— Brief —
What is the number of lines in the data holding the word "screenshot"? Give that number by itself.
____________
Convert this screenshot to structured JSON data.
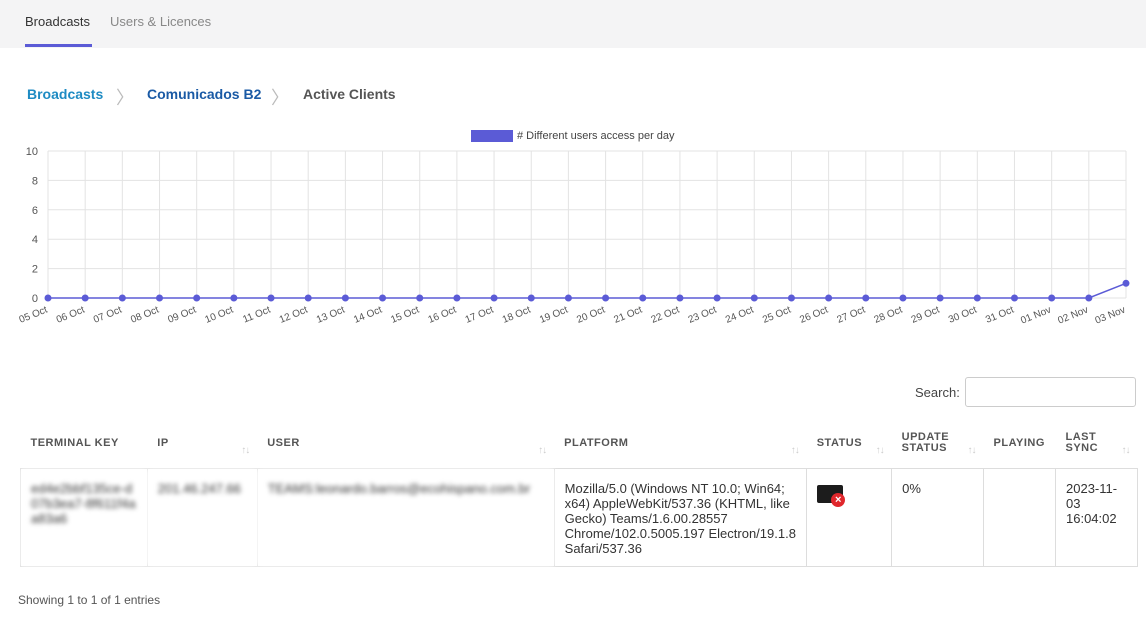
{
  "tabs": [
    {
      "label": "Broadcasts",
      "active": true
    },
    {
      "label": "Users & Licences",
      "active": false
    }
  ],
  "breadcrumb": {
    "items": [
      "Broadcasts",
      "Comunicados B2",
      "Active Clients"
    ],
    "separator": ">"
  },
  "chart_data": {
    "type": "line",
    "legend": "# Different users access per day",
    "color": "#5b5bd6",
    "categories": [
      "05 Oct",
      "06 Oct",
      "07 Oct",
      "08 Oct",
      "09 Oct",
      "10 Oct",
      "11 Oct",
      "12 Oct",
      "13 Oct",
      "14 Oct",
      "15 Oct",
      "16 Oct",
      "17 Oct",
      "18 Oct",
      "19 Oct",
      "20 Oct",
      "21 Oct",
      "22 Oct",
      "23 Oct",
      "24 Oct",
      "25 Oct",
      "26 Oct",
      "27 Oct",
      "28 Oct",
      "29 Oct",
      "30 Oct",
      "31 Oct",
      "01 Nov",
      "02 Nov",
      "03 Nov"
    ],
    "values": [
      0,
      0,
      0,
      0,
      0,
      0,
      0,
      0,
      0,
      0,
      0,
      0,
      0,
      0,
      0,
      0,
      0,
      0,
      0,
      0,
      0,
      0,
      0,
      0,
      0,
      0,
      0,
      0,
      0,
      1
    ],
    "ylim": [
      0,
      10
    ],
    "yticks": [
      "0",
      "2",
      "4",
      "6",
      "8",
      "10"
    ],
    "grid": true,
    "legend_position": "top-center"
  },
  "search": {
    "label": "Search:",
    "value": ""
  },
  "table": {
    "columns": [
      "TERMINAL KEY",
      "IP",
      "USER",
      "PLATFORM",
      "STATUS",
      "UPDATE STATUS",
      "PLAYING",
      "LAST SYNC"
    ],
    "sort_icon": "↑↓",
    "rows": [
      {
        "terminal_key": "ed4e2bbf135ce-d07b3ea7-8f611f4aa83a6",
        "ip": "201.46.247.66",
        "user": "TEAMS:leonardo.barros@ecohispano.com.br",
        "platform": "Mozilla/5.0 (Windows NT 10.0; Win64; x64) AppleWebKit/537.36 (KHTML, like Gecko) Teams/1.6.00.28557 Chrome/102.0.5005.197 Electron/19.1.8 Safari/537.36",
        "status_icon": "monitor-offline-icon",
        "status_badge": "×",
        "update_status": "0%",
        "playing": "",
        "last_sync": "2023-11-03 16:04:02"
      }
    ]
  },
  "footer": {
    "info": "Showing 1 to 1 of 1 entries"
  }
}
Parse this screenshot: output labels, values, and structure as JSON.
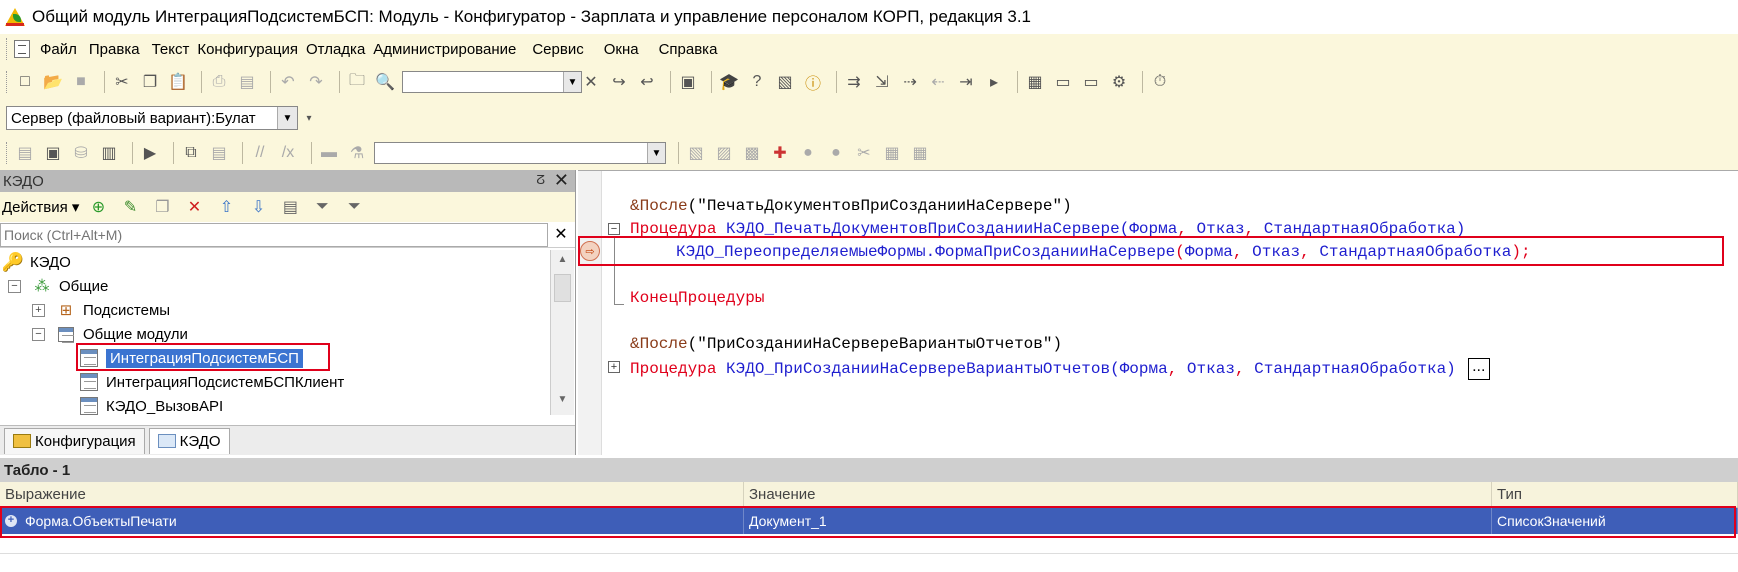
{
  "window": {
    "title": "Общий модуль ИнтеграцияПодсистемБСП: Модуль - Конфигуратор - Зарплата и управление персоналом КОРП, редакция 3.1"
  },
  "menu": [
    "Файл",
    "Правка",
    "Текст",
    "Конфигурация",
    "Отладка",
    "Администрирование",
    "Сервис",
    "Окна",
    "Справка"
  ],
  "toolbar": {
    "server_combo": "Сервер (файловый вариант):Булат"
  },
  "left_panel": {
    "title": "КЭДО",
    "actions_label": "Действия ▾",
    "search_placeholder": "Поиск (Ctrl+Alt+M)",
    "tree": {
      "root": "КЭДО",
      "common": "Общие",
      "subsystems": "Подсистемы",
      "common_modules": "Общие модули",
      "module_1": "ИнтеграцияПодсистемБСП",
      "module_2": "ИнтеграцияПодсистемБСПКлиент",
      "module_3": "КЭДО_ВызовAPI"
    },
    "tabs": [
      "Конфигурация",
      "КЭДО"
    ]
  },
  "editor": {
    "line1": {
      "prefix": "&После",
      "args": "(\"ПечатьДокументовПриСозданииНаСервере\")"
    },
    "line2": {
      "kw": "Процедура",
      "name": "КЭДО_ПечатьДокументовПриСозданииНаСервере",
      "open": "(",
      "p1": "Форма",
      "sep1": ", ",
      "p2": "Отказ",
      "sep2": ", ",
      "p3": "СтандартнаяОбработка",
      "close": ")"
    },
    "line3": {
      "call": "КЭДО_ПереопределяемыеФормы.ФормаПриСозданииНаСервере",
      "open": "(",
      "p1": "Форма",
      "sep1": ", ",
      "p2": "Отказ",
      "sep2": ", ",
      "p3": "СтандартнаяОбработка",
      "close": ");"
    },
    "line4": {
      "kw": "КонецПроцедуры"
    },
    "line5": {
      "prefix": "&После",
      "args": "(\"ПриСозданииНаСервереВариантыОтчетов\")"
    },
    "line6": {
      "kw": "Процедура",
      "name": "КЭДО_ПриСозданииНаСервереВариантыОтчетов",
      "open": "(",
      "p1": "Форма",
      "sep1": ", ",
      "p2": "Отказ",
      "sep2": ", ",
      "p3": "СтандартнаяОбработка",
      "close": ")",
      "ellipsis": "..."
    }
  },
  "tablo": {
    "title": "Табло - 1",
    "columns": [
      "Выражение",
      "Значение",
      "Тип"
    ],
    "rows": [
      {
        "expression": "Форма.ОбъектыПечати",
        "value": "Документ_1",
        "type": "СписокЗначений"
      }
    ]
  },
  "colors": {
    "keyword": "#e0001b",
    "identifier": "#1e1ecf",
    "selection": "#3e5eb8",
    "highlight_box": "#e0001b"
  }
}
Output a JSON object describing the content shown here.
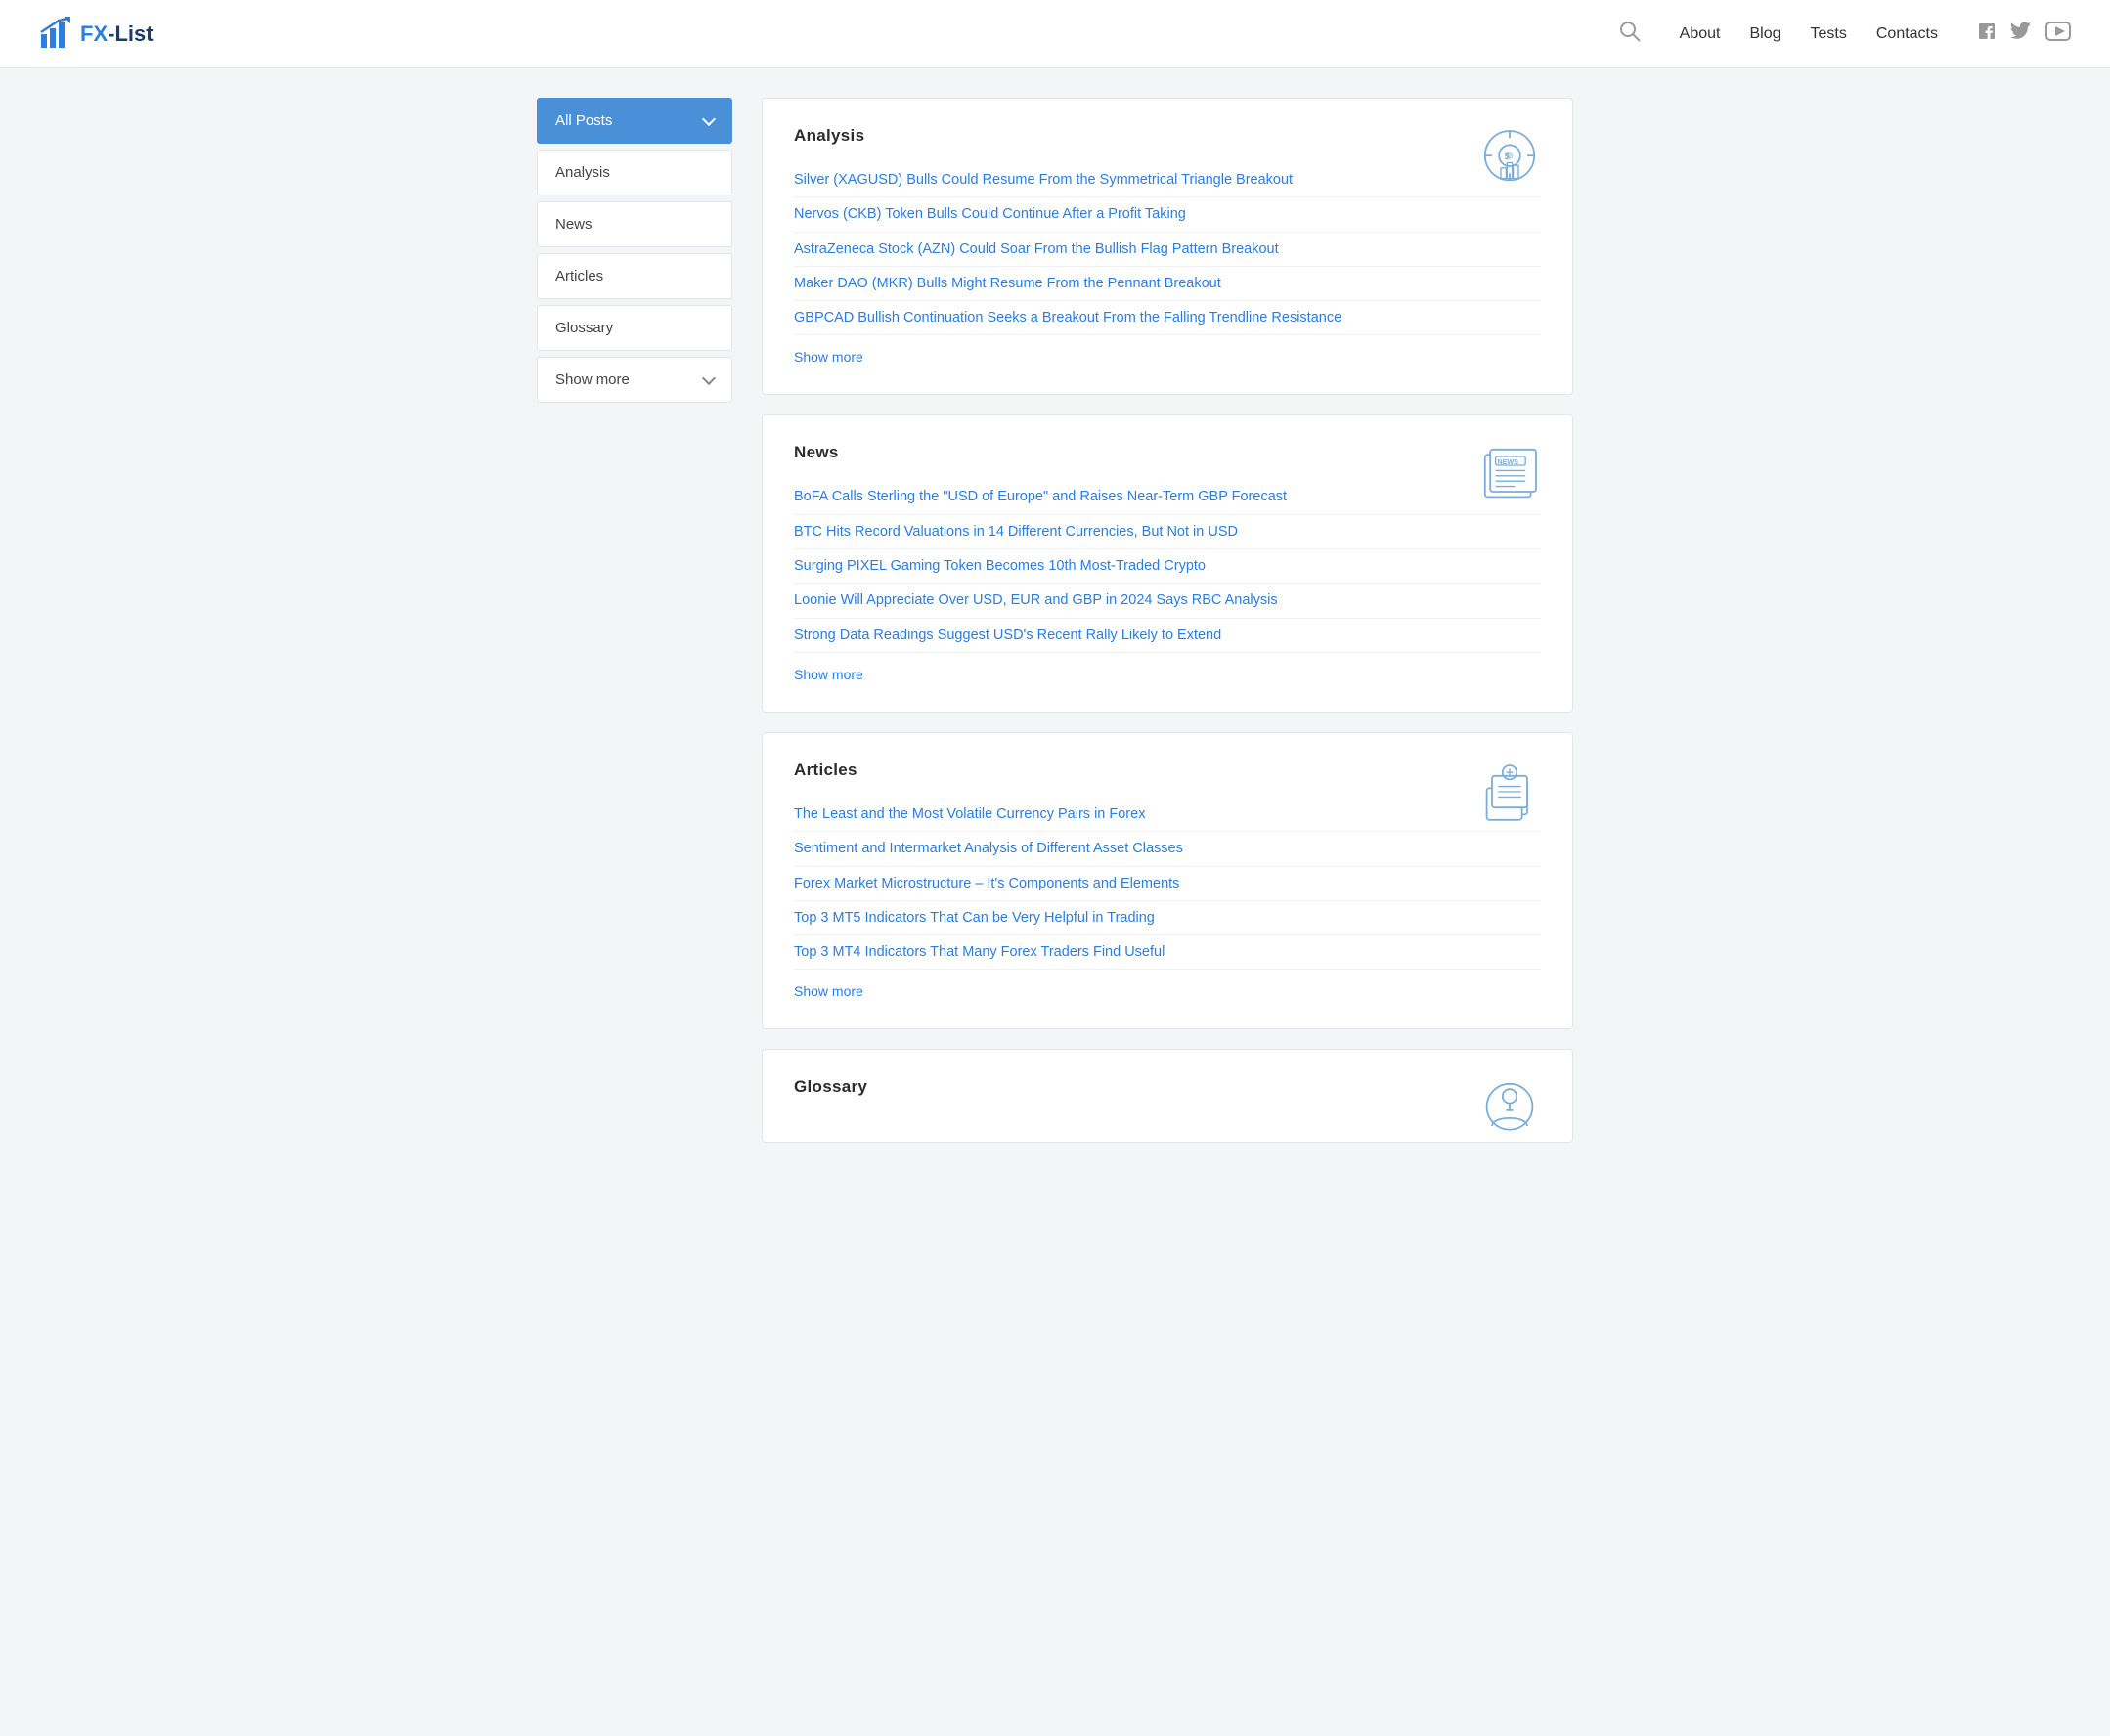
{
  "header": {
    "logo_fx": "FX",
    "logo_list": "-List",
    "nav": [
      {
        "label": "About",
        "id": "nav-about"
      },
      {
        "label": "Blog",
        "id": "nav-blog"
      },
      {
        "label": "Tests",
        "id": "nav-tests"
      },
      {
        "label": "Contacts",
        "id": "nav-contacts"
      }
    ]
  },
  "sidebar": {
    "items": [
      {
        "label": "All Posts",
        "active": true,
        "has_chevron": true
      },
      {
        "label": "Analysis",
        "active": false,
        "has_chevron": false
      },
      {
        "label": "News",
        "active": false,
        "has_chevron": false
      },
      {
        "label": "Articles",
        "active": false,
        "has_chevron": false
      },
      {
        "label": "Glossary",
        "active": false,
        "has_chevron": false
      },
      {
        "label": "Show more",
        "active": false,
        "has_chevron": true
      }
    ]
  },
  "sections": [
    {
      "id": "analysis",
      "title": "Analysis",
      "icon_type": "analysis",
      "links": [
        "Silver (XAGUSD) Bulls Could Resume From the Symmetrical Triangle Breakout",
        "Nervos (CKB) Token Bulls Could Continue After a Profit Taking",
        "AstraZeneca Stock (AZN) Could Soar From the Bullish Flag Pattern Breakout",
        "Maker DAO (MKR) Bulls Might Resume From the Pennant Breakout",
        "GBPCAD Bullish Continuation Seeks a Breakout From the Falling Trendline Resistance"
      ],
      "show_more": "Show more"
    },
    {
      "id": "news",
      "title": "News",
      "icon_type": "news",
      "links": [
        "BoFA Calls Sterling the \"USD of Europe\" and Raises Near-Term GBP Forecast",
        "BTC Hits Record Valuations in 14 Different Currencies, But Not in USD",
        "Surging PIXEL Gaming Token Becomes 10th Most-Traded Crypto",
        "Loonie Will Appreciate Over USD, EUR and GBP in 2024 Says RBC Analysis",
        "Strong Data Readings Suggest USD's Recent Rally Likely to Extend"
      ],
      "show_more": "Show more"
    },
    {
      "id": "articles",
      "title": "Articles",
      "icon_type": "articles",
      "links": [
        "The Least and the Most Volatile Currency Pairs in Forex",
        "Sentiment and Intermarket Analysis of Different Asset Classes",
        "Forex Market Microstructure – It's Components and Elements",
        "Top 3 MT5 Indicators That Can be Very Helpful in Trading",
        "Top 3 MT4 Indicators That Many Forex Traders Find Useful"
      ],
      "show_more": "Show more"
    },
    {
      "id": "glossary",
      "title": "Glossary",
      "icon_type": "glossary",
      "links": [],
      "show_more": ""
    }
  ]
}
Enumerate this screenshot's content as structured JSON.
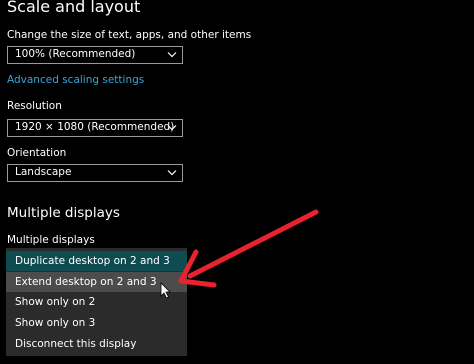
{
  "section_title": "Scale and layout",
  "scale": {
    "label": "Change the size of text, apps, and other items",
    "value": "100% (Recommended)"
  },
  "advanced_link": "Advanced scaling settings",
  "resolution": {
    "label": "Resolution",
    "value": "1920 × 1080 (Recommended)"
  },
  "orientation": {
    "label": "Orientation",
    "value": "Landscape"
  },
  "multiple_displays": {
    "heading": "Multiple displays",
    "label": "Multiple displays",
    "options": [
      "Duplicate desktop on 2 and 3",
      "Extend desktop on 2 and 3",
      "Show only on 2",
      "Show only on 3",
      "Disconnect this display"
    ],
    "selected_index": 0,
    "hovered_index": 1
  },
  "colors": {
    "accent_link": "#3aa3d8",
    "selected_bg": "#0f4c52",
    "hover_bg": "#4c4c4c",
    "annotation_arrow": "#e8232f"
  },
  "icons": {
    "dropdown": "chevron-down-icon",
    "cursor": "mouse-pointer-icon",
    "annotation": "red-arrow-annotation"
  }
}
____________
— Answer to the task —
3